++++ Material

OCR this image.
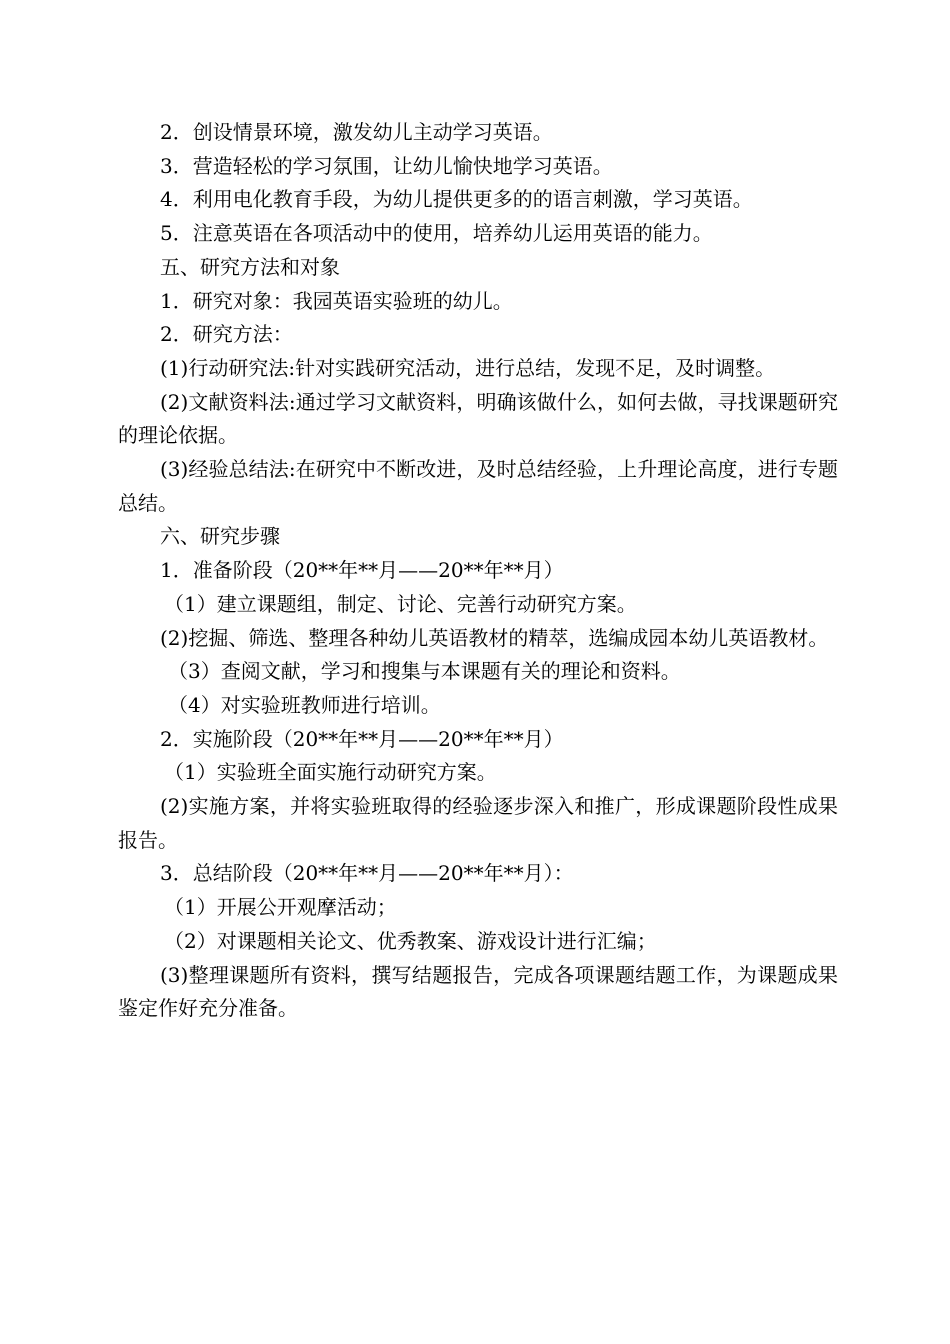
2．创设情景环境，激发幼儿主动学习英语。

3．营造轻松的学习氛围，让幼儿愉快地学习英语。

4．利用电化教育手段，为幼儿提供更多的的语言刺激，学习英语。

5．注意英语在各项活动中的使用，培养幼儿运用英语的能力。

五、研究方法和对象

1．研究对象：我园英语实验班的幼儿。

2．研究方法：

(1)行动研究法:针对实践研究活动，进行总结，发现不足，及时调整。

(2)文献资料法:通过学习文献资料，明确该做什么，如何去做，寻找课题研究的理论依据。

(3)经验总结法:在研究中不断改进，及时总结经验，上升理论高度，进行专题总结。

六、研究步骤

1．准备阶段（20**年**月——20**年**月）

（1）建立课题组，制定、讨论、完善行动研究方案。

(2)挖掘、筛选、整理各种幼儿英语教材的精萃，选编成园本幼儿英语教材。

（3）查阅文献，学习和搜集与本课题有关的理论和资料。

（4）对实验班教师进行培训。

2．实施阶段（20**年**月——20**年**月）

（1）实验班全面实施行动研究方案。

(2)实施方案，并将实验班取得的经验逐步深入和推广，形成课题阶段性成果报告。

3．总结阶段（20**年**月——20**年**月）：

（1）开展公开观摩活动；

（2）对课题相关论文、优秀教案、游戏设计进行汇编；

(3)整理课题所有资料，撰写结题报告，完成各项课题结题工作，为课题成果鉴定作好充分准备。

++++++++

=== Goal ===
Output the entries above exactly, without their pictures.

=== Answer to the exercise ===
OCR this image.
2．创设情景环境，激发幼儿主动学习英语。

3．营造轻松的学习氛围，让幼儿愉快地学习英语。

4．利用电化教育手段，为幼儿提供更多的的语言刺激，学习英语。

5．注意英语在各项活动中的使用，培养幼儿运用英语的能力。

五、研究方法和对象

1．研究对象：我园英语实验班的幼儿。

2．研究方法：

(1)行动研究法:针对实践研究活动，进行总结，发现不足，及时调整。

(2)文献资料法:通过学习文献资料，明确该做什么，如何去做，寻找课题研究的理论依据。

(3)经验总结法:在研究中不断改进，及时总结经验，上升理论高度，进行专题总结。

六、研究步骤

1．准备阶段（20**年**月——20**年**月）

（1）建立课题组，制定、讨论、完善行动研究方案。

(2)挖掘、筛选、整理各种幼儿英语教材的精萃，选编成园本幼儿英语教材。

（3）查阅文献，学习和搜集与本课题有关的理论和资料。

（4）对实验班教师进行培训。

2．实施阶段（20**年**月——20**年**月）

（1）实验班全面实施行动研究方案。

(2)实施方案，并将实验班取得的经验逐步深入和推广，形成课题阶段性成果报告。

3．总结阶段（20**年**月——20**年**月）：

（1）开展公开观摩活动；

（2）对课题相关论文、优秀教案、游戏设计进行汇编；

(3)整理课题所有资料，撰写结题报告，完成各项课题结题工作，为课题成果鉴定作好充分准备。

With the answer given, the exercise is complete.